Given request: Work through the entries below and report how many lines include "sunt". The number alone is the answer.

Stored data entries:

+++

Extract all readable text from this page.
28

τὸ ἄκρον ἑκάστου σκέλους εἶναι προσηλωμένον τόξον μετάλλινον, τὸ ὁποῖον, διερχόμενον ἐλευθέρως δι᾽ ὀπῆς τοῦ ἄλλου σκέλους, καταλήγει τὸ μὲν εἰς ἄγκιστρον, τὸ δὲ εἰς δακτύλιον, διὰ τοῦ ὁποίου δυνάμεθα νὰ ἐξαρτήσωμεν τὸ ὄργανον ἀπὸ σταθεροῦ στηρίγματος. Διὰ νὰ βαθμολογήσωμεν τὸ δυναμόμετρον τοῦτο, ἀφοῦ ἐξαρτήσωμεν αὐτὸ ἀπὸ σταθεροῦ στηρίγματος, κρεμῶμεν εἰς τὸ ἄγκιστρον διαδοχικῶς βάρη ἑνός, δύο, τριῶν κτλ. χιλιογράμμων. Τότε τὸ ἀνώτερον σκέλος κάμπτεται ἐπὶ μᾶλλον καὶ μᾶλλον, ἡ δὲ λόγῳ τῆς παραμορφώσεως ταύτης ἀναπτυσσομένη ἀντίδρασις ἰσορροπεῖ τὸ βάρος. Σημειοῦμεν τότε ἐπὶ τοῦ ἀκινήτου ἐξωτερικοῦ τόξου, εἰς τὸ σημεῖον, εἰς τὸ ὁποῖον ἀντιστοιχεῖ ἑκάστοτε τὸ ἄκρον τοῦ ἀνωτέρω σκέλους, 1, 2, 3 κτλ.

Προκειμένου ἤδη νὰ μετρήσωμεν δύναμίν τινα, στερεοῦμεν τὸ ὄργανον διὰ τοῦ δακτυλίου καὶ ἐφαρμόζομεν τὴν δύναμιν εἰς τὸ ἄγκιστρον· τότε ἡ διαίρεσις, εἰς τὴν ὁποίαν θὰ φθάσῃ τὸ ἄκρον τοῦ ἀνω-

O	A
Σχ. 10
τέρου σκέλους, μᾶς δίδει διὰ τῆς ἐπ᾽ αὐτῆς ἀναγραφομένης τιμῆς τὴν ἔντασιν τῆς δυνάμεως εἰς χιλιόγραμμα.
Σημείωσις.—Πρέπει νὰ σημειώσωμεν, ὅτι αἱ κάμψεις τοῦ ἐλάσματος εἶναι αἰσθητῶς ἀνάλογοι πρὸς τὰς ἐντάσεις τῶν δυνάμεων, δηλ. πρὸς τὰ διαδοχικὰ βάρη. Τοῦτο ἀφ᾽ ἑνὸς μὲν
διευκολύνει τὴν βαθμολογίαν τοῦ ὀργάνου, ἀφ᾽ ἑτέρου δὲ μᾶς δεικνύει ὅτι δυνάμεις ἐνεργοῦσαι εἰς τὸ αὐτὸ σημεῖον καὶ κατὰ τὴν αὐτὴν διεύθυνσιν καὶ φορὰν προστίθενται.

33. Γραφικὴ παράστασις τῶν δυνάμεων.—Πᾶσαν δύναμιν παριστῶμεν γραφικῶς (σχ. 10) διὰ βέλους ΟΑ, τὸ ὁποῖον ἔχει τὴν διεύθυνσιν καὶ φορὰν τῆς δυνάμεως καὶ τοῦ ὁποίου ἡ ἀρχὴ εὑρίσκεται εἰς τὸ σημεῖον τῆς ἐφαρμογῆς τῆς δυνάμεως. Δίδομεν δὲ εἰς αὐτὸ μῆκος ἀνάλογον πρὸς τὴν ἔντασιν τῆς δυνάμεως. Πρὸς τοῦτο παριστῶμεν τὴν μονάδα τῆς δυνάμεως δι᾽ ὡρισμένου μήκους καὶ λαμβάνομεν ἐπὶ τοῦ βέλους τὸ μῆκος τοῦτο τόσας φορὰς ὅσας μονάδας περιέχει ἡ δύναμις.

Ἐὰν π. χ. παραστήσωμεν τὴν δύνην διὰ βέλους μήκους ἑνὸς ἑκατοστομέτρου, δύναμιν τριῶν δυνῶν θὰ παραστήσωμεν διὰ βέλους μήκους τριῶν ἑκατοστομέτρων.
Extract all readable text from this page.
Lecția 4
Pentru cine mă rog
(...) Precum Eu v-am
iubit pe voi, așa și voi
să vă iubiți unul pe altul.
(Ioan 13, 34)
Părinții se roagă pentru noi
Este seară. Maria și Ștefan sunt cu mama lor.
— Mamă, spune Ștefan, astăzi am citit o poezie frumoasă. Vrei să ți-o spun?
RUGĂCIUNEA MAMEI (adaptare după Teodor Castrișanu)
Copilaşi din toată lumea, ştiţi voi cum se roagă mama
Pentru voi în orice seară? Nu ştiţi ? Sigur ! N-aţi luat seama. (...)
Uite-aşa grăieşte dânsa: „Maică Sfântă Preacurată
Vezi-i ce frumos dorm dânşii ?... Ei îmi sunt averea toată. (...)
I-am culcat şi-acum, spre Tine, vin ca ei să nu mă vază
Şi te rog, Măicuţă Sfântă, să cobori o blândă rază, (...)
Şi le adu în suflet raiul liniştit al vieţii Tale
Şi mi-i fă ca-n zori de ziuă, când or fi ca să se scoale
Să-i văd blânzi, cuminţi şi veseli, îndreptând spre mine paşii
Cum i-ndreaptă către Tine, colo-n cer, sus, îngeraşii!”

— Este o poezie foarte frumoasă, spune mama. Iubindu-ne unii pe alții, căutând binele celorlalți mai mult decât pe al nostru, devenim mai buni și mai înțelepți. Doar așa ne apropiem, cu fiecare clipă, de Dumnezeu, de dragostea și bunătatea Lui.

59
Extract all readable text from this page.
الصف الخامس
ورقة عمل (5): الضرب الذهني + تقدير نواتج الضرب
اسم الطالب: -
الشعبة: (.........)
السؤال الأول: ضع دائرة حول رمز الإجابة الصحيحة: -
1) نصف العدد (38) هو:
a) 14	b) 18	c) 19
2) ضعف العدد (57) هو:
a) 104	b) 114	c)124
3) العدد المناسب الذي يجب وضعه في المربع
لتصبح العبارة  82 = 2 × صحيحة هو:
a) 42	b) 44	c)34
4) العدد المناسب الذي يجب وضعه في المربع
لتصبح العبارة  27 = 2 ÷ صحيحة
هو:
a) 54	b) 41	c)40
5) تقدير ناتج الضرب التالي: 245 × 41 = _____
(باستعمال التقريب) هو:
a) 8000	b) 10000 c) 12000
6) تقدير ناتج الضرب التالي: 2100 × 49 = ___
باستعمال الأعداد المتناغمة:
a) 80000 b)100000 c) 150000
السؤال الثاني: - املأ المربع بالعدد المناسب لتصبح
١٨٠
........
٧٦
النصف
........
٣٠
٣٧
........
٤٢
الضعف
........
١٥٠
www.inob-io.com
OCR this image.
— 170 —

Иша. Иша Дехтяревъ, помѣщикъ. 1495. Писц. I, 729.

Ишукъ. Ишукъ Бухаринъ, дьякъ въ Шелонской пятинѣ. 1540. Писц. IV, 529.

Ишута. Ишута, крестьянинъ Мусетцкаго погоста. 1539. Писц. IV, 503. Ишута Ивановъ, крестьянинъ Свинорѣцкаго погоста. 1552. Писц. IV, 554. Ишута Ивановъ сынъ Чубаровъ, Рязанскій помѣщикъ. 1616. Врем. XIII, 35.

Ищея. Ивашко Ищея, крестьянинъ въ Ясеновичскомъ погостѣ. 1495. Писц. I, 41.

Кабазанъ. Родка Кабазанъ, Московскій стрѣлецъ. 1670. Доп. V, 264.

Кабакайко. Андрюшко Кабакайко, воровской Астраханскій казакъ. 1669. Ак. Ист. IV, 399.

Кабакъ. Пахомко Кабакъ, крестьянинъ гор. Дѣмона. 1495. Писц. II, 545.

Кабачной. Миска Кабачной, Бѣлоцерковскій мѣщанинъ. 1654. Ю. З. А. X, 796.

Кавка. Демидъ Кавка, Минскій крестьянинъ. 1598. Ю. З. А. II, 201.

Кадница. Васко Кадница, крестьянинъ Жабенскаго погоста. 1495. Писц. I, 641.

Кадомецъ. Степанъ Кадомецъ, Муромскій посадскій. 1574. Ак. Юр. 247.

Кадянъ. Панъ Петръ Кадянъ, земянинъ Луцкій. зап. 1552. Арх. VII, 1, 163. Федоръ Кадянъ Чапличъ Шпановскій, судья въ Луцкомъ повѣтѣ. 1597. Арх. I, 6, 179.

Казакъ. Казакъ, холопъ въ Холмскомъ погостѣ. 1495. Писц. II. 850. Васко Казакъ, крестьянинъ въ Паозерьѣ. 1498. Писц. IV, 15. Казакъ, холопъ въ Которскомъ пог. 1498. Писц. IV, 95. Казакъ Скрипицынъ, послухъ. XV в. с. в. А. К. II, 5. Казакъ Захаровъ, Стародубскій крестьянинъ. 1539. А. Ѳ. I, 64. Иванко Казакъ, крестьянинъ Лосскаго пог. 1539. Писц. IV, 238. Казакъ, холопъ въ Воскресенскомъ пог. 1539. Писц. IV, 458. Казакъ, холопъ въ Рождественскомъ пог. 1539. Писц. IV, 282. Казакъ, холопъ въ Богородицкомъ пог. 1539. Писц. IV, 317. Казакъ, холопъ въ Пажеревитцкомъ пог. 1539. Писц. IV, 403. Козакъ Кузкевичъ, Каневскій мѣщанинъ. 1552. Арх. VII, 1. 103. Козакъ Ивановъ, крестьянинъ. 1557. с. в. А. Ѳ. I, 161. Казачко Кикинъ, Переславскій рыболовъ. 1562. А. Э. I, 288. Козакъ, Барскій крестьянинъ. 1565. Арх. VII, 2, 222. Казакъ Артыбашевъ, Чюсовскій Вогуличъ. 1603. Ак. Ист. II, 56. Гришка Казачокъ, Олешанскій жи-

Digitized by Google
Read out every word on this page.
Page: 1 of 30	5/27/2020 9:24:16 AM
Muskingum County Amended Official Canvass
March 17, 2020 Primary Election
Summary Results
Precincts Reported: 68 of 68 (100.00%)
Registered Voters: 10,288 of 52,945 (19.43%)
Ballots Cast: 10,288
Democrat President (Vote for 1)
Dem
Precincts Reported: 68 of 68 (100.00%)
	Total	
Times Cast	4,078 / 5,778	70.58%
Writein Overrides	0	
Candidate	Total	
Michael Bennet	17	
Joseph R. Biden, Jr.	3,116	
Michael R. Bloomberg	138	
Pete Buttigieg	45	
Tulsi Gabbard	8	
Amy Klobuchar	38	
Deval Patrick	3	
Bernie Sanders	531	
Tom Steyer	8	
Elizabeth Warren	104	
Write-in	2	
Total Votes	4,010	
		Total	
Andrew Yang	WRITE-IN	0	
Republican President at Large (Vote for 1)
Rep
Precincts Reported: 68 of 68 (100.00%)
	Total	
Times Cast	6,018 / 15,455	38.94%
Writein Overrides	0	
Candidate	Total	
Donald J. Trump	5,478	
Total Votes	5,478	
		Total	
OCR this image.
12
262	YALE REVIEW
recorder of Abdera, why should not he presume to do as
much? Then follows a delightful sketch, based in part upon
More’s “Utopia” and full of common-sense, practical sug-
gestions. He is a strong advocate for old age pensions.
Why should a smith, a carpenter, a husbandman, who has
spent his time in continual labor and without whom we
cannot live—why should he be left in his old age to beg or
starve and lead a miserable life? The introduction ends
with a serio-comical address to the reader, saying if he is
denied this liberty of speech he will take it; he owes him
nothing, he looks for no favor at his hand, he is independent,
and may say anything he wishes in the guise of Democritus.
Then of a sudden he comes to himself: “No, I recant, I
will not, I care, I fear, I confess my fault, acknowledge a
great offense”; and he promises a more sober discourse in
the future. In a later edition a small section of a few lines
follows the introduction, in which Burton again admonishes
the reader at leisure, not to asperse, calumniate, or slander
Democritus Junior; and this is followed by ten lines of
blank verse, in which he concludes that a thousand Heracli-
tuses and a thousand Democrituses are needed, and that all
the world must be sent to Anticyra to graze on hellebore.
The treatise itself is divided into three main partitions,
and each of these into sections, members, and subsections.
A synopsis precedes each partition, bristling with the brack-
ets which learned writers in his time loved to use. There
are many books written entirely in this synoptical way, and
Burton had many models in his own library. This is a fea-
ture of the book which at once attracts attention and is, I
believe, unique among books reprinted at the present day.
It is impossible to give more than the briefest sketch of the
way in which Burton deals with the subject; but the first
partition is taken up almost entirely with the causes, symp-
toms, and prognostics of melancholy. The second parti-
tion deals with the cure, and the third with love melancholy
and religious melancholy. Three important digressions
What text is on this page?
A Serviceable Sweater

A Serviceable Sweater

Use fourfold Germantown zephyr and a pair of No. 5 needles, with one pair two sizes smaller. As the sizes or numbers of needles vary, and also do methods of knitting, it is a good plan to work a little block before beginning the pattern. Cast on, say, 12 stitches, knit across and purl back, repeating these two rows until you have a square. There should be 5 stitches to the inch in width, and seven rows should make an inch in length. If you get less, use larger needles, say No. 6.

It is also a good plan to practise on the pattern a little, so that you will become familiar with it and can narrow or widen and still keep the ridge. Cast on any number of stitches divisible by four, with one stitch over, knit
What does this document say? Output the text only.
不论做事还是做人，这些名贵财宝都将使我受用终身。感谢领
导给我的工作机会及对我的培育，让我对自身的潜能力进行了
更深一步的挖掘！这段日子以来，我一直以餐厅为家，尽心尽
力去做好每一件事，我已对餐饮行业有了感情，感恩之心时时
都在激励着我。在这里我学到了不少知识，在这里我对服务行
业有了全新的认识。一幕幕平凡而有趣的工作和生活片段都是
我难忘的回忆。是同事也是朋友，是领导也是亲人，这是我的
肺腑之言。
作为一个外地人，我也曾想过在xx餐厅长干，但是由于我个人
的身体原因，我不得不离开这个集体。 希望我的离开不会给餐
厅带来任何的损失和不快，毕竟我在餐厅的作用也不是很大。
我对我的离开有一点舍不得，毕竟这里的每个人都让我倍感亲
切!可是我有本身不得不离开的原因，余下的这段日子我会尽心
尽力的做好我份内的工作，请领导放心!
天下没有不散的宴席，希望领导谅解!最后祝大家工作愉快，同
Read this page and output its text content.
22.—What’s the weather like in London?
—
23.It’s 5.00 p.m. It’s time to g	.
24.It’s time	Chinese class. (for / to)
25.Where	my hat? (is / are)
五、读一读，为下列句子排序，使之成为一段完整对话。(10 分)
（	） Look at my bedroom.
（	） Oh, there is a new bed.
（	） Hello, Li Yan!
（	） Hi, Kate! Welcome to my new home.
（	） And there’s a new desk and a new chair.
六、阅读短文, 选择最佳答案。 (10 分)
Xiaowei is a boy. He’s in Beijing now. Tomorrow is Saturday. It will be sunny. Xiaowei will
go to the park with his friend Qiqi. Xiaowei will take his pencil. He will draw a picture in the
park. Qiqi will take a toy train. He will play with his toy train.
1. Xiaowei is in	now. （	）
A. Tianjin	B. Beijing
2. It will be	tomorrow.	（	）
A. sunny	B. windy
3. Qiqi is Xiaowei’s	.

+++

Problem solution: 2